* **Kısa görev A**
Aşağıdaki girdilerde "OHNE" dizesini içeren her satırı kopyalayıp topla; büyük ve küçük harf ayrımı dikkate alınmalıdır.

Hâlâ Sözcü’ye Düşmedi, Ama Yakın!
O gazeteden Sözcü’ye düşenler sürüyle” desek yanlış olmaz.
“Sözcü’ye düşmek” de neyin nesi demeyin...
Hani kibar fahişeler vardır ya, randevuevlerinde... El üstünde tutulurlar, pahalıya satılırlar... Bir gün gelir... Çaptan düşerler, patron onları elden çıkarır... Gidecekleri yer bellidir...
Bakın Sözcü’nün birinci sayfasına dört kelle dördü de eski Hürriyetçi. En saldırgan, en din düşmanı velhasıl en... müptezel kalemler...
Biri hâlâ ayak diriyor... Aslında gideceği yer orası... Artık patronun gözdesi değil. Nedense yine de gönderilemiyor..
Aslında o müptezel ötesi, müptezel istihdam eden, gerektiğinde kullanan biri...
Bir zamanlar amiral gemisinde “kaptan”dı.

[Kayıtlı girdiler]
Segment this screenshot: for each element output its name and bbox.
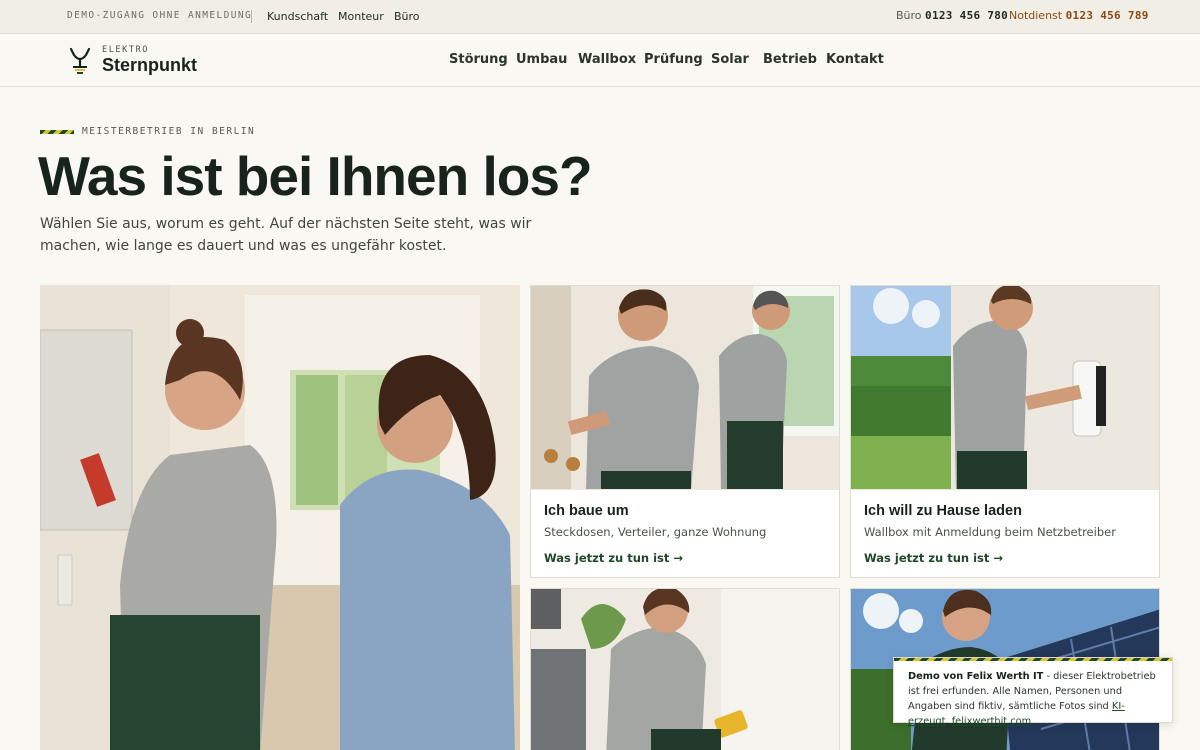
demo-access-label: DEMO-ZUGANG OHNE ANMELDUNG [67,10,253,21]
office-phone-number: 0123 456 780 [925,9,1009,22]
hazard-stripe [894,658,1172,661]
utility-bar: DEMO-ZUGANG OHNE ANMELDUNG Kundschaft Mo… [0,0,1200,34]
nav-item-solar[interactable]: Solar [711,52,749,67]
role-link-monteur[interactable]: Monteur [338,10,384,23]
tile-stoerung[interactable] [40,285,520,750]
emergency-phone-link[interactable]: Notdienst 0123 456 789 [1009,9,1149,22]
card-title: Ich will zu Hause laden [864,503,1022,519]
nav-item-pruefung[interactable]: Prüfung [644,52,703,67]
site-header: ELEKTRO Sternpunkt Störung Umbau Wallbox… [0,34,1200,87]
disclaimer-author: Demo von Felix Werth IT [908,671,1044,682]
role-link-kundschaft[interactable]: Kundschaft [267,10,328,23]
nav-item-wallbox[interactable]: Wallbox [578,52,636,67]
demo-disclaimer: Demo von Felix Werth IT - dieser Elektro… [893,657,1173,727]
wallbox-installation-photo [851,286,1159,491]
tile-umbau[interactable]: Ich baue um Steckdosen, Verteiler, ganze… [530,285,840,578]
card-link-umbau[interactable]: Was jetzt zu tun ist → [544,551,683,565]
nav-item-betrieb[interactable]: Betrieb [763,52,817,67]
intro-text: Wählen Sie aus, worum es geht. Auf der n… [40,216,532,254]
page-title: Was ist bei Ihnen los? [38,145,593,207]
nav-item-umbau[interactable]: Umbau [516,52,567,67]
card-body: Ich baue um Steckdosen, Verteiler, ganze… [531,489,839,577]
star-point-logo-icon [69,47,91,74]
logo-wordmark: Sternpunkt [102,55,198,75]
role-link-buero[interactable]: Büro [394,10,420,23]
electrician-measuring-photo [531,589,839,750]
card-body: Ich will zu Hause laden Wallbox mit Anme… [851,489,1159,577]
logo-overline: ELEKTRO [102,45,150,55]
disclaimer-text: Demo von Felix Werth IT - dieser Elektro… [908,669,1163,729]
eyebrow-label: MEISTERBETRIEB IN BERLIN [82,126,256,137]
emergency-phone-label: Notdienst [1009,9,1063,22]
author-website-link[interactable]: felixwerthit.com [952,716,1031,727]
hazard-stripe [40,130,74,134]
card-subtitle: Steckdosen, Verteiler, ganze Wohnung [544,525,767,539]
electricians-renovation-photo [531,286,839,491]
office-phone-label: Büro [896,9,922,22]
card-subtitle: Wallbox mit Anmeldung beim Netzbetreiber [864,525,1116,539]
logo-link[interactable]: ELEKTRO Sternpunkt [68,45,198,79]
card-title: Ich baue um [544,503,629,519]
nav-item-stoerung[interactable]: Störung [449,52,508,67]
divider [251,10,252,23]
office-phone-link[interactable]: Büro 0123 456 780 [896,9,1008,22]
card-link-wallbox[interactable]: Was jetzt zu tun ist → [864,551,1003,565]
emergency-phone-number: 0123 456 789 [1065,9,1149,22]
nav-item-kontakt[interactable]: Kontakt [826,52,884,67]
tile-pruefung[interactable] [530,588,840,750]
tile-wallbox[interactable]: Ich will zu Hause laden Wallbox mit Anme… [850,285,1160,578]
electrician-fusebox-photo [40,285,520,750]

---

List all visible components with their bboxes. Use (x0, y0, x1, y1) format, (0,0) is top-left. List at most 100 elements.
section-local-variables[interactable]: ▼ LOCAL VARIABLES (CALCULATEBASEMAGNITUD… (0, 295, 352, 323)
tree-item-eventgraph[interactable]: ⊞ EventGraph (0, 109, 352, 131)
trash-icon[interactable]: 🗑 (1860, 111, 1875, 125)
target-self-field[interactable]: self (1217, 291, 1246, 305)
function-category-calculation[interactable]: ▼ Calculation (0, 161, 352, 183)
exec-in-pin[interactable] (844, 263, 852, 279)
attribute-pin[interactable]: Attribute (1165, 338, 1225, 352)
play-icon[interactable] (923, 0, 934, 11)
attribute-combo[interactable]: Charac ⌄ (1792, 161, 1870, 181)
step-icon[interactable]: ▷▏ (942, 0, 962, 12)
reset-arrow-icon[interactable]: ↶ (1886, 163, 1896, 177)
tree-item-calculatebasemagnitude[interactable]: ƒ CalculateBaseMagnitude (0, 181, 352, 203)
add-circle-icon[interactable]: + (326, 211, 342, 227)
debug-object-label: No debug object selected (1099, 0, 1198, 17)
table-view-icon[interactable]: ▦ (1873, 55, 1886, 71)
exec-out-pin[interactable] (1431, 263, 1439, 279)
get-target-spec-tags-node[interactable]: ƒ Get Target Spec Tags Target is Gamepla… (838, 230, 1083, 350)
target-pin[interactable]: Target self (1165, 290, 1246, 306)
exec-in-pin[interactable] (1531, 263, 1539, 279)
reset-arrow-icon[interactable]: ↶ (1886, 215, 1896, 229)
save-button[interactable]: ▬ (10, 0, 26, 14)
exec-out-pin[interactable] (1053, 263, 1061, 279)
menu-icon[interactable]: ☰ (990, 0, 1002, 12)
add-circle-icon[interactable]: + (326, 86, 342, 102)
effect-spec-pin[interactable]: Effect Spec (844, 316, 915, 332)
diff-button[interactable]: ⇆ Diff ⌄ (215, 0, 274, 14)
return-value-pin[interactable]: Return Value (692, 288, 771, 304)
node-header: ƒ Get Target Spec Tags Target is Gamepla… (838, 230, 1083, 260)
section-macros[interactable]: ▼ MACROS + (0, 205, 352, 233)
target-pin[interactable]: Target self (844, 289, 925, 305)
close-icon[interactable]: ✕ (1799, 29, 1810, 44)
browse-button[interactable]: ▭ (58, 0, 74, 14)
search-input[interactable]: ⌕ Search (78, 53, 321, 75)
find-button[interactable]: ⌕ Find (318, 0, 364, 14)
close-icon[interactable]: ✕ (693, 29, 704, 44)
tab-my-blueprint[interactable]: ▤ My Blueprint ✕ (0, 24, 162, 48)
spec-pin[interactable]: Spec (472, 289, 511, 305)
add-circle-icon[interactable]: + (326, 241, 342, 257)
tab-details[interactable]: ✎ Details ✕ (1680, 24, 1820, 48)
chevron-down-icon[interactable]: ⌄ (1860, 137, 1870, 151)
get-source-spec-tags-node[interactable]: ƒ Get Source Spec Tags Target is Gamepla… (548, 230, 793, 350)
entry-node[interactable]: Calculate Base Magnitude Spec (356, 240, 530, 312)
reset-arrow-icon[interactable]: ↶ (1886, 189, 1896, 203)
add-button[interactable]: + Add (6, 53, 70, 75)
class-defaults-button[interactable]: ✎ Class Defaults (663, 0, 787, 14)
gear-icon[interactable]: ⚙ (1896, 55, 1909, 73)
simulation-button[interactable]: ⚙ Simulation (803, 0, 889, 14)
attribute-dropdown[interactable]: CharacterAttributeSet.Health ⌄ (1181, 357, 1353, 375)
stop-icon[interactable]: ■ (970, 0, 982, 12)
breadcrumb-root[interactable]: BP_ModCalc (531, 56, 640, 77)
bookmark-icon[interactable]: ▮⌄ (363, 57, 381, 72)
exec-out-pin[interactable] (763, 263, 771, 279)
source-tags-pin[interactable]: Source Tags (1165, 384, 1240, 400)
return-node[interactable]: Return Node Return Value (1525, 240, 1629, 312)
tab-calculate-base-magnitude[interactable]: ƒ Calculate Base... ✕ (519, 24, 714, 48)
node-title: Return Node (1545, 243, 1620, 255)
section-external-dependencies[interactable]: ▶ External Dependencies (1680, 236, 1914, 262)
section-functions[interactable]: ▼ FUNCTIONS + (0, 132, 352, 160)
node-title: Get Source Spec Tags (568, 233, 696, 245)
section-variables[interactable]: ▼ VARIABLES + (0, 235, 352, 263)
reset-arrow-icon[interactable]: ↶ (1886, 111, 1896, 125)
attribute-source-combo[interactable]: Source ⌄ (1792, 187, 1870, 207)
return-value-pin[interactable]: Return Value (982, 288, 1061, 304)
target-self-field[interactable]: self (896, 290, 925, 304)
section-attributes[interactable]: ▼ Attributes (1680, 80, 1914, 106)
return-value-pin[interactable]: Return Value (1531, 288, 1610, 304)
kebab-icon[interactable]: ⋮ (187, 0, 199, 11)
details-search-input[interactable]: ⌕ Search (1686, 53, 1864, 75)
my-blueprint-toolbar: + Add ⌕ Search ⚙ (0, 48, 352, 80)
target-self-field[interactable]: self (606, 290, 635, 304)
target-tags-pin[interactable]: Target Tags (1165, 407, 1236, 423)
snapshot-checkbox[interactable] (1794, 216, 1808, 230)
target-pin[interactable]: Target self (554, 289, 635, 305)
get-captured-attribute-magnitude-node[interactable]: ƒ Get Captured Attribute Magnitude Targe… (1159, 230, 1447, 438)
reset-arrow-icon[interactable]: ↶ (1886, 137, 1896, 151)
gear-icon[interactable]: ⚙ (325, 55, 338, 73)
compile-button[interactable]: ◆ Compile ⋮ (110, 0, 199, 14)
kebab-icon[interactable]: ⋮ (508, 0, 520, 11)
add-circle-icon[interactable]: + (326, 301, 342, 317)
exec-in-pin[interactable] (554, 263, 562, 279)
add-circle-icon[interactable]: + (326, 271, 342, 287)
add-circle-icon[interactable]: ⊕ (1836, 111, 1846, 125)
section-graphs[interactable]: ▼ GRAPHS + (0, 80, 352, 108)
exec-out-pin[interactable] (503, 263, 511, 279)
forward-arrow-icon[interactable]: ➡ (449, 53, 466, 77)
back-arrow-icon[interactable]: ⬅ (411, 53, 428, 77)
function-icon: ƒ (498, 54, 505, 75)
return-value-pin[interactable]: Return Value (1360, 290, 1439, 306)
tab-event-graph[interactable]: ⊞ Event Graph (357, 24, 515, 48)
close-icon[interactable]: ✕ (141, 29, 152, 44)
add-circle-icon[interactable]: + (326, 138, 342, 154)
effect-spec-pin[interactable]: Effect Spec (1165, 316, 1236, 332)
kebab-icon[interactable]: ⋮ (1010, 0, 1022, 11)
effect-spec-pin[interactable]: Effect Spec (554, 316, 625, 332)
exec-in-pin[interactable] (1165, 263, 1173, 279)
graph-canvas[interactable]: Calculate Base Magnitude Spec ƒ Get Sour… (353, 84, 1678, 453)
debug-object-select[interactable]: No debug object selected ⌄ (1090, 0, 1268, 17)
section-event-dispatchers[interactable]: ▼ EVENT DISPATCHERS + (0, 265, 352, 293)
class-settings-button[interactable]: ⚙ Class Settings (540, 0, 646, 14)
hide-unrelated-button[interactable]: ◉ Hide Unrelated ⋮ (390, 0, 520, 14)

* **Kısa görev B**
Yukarıdaki Sözcü'ye düşen gazetecilerle ilgili metni kaldığı yerden sürdür.

* **Yazılı cevap A**
demo-access-label: DEMO-ZUGANG OHNE ANMELDUNG [67,10,253,21]
utility-bar: DEMO-ZUGANG OHNE ANMELDUNG Kundschaft Mo… [0,0,1200,34]

* **Yazılı cevap B**
Herkes ona kaptan diyordu, o da sahici bir kaptanmış gibi tükürüyordu, Atilla İlhan’ın deyimiyle…
Biz onun suratına çok tükürdük.
Şerefsizliklerini kaç kereler yüzüne vurduk.
28 Şubat’ın kanlı darbe manşetleri yanında, “generallerin hukuk zaferi” manşetini atan, 312 general davasını haberleriyle ve yazılarıyla parlatan bu gazeteci ve gazetecilik düşmanı hep suret-i hakdan göründü.
Ama her türlü puştluğu yaptı.
Böylelerine Anadolu’da bir şey denir ama yazmayacağım...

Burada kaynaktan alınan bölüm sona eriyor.